===== Extracted records

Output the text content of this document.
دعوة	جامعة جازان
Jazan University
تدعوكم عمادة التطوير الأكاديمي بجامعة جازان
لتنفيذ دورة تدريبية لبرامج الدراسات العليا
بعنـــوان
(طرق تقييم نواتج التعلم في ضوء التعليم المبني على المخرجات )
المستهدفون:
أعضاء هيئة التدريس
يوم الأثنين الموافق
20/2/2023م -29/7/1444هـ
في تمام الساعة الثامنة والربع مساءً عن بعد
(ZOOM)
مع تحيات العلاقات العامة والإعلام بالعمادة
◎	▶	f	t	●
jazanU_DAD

==========

> Problem statement
Write out the whole listing again, exactly as it stands.

> Correct output
Output the text content of this document.
دعوة	جامعة جازان
Jazan University
تدعوكم عمادة التطوير الأكاديمي بجامعة جازان
لتنفيذ دورة تدريبية لبرامج الدراسات العليا
بعنـــوان
(طرق تقييم نواتج التعلم في ضوء التعليم المبني على المخرجات )
المستهدفون:
أعضاء هيئة التدريس
يوم الأثنين الموافق
20/2/2023م -29/7/1444هـ
في تمام الساعة الثامنة والربع مساءً عن بعد
(ZOOM)
مع تحيات العلاقات العامة والإعلام بالعمادة
◎	▶	f	t	●
jazanU_DAD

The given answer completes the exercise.